## BEGIN

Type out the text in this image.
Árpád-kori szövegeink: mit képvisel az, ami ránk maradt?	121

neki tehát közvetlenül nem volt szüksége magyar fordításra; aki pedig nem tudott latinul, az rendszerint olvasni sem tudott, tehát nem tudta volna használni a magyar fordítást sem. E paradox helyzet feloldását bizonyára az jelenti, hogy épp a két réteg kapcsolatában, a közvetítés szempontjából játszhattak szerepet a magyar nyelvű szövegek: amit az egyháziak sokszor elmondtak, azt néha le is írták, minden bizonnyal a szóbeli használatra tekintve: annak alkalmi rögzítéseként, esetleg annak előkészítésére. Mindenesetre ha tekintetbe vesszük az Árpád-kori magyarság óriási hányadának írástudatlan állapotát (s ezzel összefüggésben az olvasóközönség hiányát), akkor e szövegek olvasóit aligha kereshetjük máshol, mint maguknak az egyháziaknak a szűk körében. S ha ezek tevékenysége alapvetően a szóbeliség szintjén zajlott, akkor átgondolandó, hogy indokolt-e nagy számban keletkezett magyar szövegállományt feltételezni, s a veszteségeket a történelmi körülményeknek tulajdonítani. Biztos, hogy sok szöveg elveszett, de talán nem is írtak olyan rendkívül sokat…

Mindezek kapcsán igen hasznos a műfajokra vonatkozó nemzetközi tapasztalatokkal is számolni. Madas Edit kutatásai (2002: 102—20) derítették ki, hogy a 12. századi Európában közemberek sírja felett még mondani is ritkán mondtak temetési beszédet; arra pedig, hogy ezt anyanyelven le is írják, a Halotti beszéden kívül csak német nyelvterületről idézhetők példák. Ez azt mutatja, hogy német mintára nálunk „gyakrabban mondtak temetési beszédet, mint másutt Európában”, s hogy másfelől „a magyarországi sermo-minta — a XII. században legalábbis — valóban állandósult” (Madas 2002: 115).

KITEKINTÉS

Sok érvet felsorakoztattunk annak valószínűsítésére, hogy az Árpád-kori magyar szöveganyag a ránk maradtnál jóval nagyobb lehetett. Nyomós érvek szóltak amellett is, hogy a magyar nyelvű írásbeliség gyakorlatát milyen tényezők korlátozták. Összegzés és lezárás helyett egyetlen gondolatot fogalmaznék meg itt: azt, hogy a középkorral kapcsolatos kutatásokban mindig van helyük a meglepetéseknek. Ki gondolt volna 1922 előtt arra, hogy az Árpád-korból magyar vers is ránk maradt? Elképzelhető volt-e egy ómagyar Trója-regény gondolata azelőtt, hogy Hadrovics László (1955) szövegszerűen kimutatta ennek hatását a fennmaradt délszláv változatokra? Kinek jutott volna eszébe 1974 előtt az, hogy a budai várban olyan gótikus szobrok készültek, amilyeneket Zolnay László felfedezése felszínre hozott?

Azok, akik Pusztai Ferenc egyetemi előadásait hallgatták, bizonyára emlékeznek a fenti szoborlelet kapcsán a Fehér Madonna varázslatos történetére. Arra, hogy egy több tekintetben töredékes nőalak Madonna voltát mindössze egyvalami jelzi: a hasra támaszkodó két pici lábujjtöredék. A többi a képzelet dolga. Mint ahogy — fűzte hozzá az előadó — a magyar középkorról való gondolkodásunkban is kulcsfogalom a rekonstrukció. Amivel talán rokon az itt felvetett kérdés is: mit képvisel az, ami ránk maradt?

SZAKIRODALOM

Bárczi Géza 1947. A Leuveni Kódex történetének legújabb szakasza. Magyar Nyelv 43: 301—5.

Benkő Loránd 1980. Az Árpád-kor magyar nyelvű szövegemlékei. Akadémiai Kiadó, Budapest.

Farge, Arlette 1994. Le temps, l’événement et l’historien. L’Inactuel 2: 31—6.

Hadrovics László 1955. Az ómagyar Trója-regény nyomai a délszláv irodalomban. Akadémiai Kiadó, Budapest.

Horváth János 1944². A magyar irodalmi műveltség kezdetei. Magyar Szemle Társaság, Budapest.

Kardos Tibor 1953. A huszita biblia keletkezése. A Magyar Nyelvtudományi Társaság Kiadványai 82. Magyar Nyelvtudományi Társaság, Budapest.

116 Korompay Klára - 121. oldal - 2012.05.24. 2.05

## END
## BEGIN

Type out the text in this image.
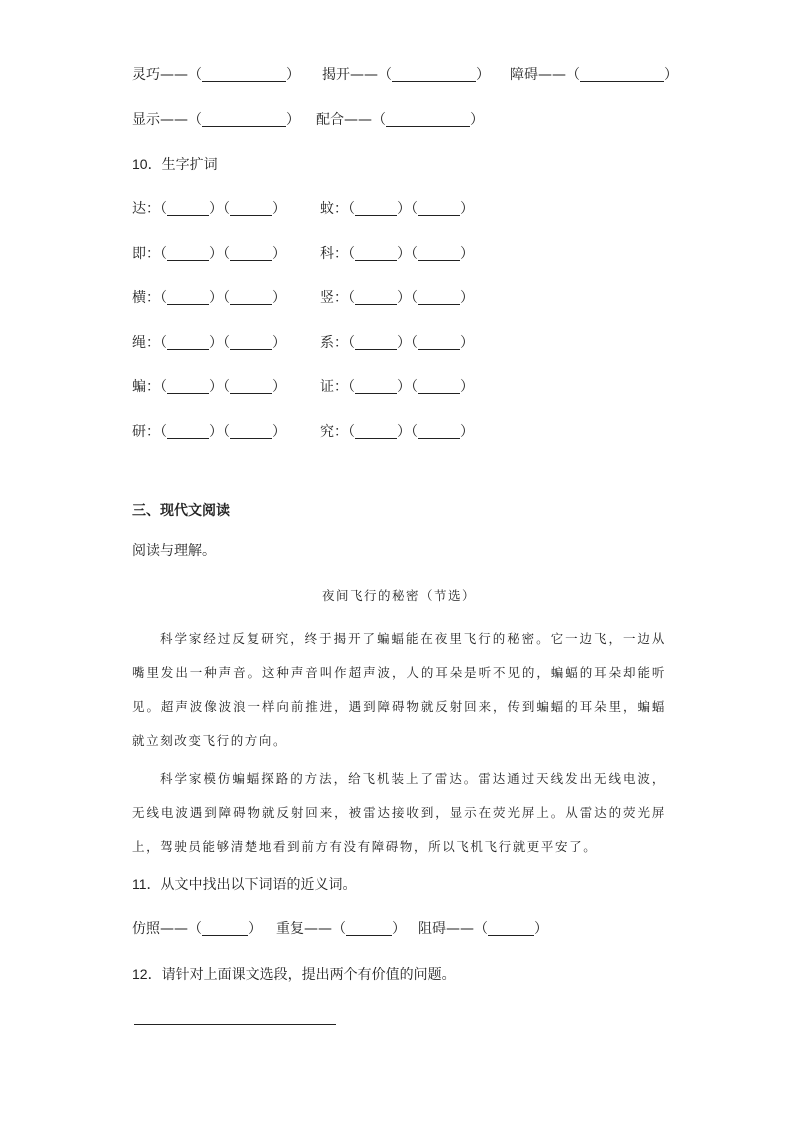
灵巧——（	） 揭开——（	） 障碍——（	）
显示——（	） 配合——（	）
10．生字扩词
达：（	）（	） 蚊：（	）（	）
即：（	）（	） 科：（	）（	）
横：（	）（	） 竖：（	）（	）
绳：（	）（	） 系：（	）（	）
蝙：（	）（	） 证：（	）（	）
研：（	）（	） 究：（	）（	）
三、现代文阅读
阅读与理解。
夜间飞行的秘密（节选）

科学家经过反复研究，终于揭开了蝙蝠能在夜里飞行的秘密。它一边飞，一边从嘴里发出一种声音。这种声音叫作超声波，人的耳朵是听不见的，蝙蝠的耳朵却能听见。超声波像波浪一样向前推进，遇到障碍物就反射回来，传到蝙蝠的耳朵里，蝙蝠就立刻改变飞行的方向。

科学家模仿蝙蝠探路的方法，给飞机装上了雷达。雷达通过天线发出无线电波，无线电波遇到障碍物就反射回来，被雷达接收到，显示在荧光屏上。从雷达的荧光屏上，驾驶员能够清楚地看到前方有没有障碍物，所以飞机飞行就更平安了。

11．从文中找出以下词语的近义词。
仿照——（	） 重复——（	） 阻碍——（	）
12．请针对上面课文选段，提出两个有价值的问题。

## END

**EXERCISE TASK**
Where a line in the entries holds "Kiadó", copy that line.

**RESPONSE TO THE EXERCISE**
Benkő Loránd 1980. Az Árpád-kor magyar nyelvű szövegemlékei. Akadémiai Kiadó, Budapest.
Hadrovics László 1955. Az ómagyar Trója-regény nyomai a délszláv irodalomban. Akadémiai Kiadó, Budapest.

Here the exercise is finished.